- **REQUIRED ACTION**
Report each line of the data that includes the word "weight".

- **INFORMATION SUPPLIED**

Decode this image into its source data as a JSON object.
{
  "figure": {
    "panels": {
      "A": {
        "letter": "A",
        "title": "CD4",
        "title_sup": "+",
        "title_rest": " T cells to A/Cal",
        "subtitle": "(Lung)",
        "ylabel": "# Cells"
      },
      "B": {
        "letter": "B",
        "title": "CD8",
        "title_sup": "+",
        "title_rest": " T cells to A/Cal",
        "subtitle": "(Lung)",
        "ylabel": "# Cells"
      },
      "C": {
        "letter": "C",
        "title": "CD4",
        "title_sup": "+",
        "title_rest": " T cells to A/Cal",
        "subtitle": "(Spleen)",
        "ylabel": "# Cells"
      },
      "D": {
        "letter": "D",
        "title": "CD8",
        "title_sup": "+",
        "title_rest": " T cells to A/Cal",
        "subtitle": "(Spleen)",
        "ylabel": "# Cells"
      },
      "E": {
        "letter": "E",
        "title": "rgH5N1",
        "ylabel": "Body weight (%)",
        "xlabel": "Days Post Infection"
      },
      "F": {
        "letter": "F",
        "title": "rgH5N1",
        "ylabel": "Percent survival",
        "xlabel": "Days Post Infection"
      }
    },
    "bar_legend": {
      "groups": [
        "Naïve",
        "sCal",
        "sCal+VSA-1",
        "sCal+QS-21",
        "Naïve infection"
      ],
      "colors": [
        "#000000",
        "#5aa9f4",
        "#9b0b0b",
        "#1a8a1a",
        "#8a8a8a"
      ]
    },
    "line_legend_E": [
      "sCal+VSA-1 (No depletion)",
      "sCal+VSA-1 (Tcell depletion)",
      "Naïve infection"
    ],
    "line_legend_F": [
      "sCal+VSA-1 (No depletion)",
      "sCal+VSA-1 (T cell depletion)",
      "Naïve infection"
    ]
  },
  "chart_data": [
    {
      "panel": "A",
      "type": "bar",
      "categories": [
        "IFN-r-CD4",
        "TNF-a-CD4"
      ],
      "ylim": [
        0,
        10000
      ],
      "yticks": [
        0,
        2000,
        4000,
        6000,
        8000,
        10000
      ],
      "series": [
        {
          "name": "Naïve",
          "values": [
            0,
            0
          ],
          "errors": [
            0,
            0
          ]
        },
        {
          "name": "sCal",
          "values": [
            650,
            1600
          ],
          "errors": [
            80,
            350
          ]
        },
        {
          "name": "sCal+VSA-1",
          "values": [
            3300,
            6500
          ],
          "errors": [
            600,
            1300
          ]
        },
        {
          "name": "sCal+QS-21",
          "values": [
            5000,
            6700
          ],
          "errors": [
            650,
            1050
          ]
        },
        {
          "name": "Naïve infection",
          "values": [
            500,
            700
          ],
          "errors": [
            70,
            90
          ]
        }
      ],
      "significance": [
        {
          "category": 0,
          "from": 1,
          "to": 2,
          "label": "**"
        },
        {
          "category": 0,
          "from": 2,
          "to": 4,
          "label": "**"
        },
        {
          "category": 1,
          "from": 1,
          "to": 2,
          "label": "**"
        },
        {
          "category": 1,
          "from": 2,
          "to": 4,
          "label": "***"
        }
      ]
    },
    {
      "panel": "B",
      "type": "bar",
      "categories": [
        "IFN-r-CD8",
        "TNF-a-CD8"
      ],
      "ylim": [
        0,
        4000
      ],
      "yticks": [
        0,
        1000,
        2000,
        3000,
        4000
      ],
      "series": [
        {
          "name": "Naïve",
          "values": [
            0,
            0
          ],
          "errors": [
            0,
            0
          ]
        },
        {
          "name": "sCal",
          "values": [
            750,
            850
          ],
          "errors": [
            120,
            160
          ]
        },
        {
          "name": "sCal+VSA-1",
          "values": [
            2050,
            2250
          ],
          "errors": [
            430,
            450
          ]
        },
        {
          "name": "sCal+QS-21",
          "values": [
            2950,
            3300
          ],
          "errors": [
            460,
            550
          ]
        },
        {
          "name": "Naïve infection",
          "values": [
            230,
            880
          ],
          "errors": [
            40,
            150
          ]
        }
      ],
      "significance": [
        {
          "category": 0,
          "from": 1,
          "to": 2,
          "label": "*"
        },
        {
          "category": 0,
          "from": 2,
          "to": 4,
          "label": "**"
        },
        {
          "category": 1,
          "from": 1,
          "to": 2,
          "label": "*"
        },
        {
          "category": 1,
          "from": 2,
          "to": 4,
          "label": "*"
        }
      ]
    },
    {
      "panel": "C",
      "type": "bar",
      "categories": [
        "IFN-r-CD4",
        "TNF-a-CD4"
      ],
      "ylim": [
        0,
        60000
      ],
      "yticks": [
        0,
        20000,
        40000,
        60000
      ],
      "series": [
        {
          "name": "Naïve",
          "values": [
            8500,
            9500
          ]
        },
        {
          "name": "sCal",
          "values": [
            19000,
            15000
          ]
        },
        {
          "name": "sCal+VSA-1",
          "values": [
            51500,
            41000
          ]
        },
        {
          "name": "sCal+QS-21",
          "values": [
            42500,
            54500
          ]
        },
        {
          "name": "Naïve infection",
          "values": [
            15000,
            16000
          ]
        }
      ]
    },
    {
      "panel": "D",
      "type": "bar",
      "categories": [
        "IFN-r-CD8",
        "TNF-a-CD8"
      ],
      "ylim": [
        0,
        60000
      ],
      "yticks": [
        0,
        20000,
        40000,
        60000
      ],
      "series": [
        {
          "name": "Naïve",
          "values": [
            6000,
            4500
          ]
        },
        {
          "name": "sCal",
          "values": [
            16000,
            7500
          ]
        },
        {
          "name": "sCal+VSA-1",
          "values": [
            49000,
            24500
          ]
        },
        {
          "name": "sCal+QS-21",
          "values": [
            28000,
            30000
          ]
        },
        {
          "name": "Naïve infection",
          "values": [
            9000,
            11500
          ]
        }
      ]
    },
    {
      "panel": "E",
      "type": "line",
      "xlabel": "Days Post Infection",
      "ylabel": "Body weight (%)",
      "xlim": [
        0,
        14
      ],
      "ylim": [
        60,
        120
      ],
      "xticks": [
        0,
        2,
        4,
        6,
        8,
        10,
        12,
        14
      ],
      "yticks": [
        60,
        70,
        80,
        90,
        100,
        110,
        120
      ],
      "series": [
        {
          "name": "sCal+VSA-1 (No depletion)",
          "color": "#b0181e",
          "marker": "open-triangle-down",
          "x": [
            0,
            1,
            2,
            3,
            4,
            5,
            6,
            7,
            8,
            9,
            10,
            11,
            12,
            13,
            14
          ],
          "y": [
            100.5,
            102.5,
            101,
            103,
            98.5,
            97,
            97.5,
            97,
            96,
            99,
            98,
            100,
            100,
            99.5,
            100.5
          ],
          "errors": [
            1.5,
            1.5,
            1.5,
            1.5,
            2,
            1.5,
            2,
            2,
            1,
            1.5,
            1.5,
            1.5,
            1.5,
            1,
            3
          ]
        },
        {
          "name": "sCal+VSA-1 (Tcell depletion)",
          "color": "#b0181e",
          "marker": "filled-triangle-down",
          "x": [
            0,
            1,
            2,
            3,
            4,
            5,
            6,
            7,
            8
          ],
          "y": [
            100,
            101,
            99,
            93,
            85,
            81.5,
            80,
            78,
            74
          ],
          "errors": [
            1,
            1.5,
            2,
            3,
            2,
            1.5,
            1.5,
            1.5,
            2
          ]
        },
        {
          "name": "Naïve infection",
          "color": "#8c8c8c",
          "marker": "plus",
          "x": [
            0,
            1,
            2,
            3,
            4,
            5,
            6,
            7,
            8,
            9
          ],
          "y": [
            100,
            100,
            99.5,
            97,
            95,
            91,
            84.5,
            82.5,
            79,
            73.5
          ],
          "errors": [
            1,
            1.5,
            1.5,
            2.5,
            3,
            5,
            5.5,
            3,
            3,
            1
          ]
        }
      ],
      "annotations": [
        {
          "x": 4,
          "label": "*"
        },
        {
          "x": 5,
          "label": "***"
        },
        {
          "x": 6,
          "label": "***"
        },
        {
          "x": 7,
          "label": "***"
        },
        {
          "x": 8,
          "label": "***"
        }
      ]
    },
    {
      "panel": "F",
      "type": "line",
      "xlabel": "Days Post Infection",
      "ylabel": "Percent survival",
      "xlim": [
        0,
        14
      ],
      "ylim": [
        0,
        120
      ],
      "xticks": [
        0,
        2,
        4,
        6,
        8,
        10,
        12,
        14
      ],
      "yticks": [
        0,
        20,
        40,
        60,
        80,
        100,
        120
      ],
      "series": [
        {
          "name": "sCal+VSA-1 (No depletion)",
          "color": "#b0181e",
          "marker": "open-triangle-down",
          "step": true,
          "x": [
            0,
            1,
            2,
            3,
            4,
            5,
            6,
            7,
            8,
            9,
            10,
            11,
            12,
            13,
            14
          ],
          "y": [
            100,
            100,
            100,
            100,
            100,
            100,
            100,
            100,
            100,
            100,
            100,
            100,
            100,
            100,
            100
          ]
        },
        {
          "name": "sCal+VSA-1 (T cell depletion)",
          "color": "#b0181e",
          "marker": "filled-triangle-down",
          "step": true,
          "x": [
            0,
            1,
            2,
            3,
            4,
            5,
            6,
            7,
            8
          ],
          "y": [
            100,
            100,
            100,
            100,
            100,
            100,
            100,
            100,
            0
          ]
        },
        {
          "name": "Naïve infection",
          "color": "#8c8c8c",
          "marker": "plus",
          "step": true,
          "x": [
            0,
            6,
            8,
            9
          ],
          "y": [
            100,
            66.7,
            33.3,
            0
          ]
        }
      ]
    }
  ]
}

- **SOLUTION BELOW**
        "ylabel": "Body weight (%)",
      "ylabel": "Body weight (%)",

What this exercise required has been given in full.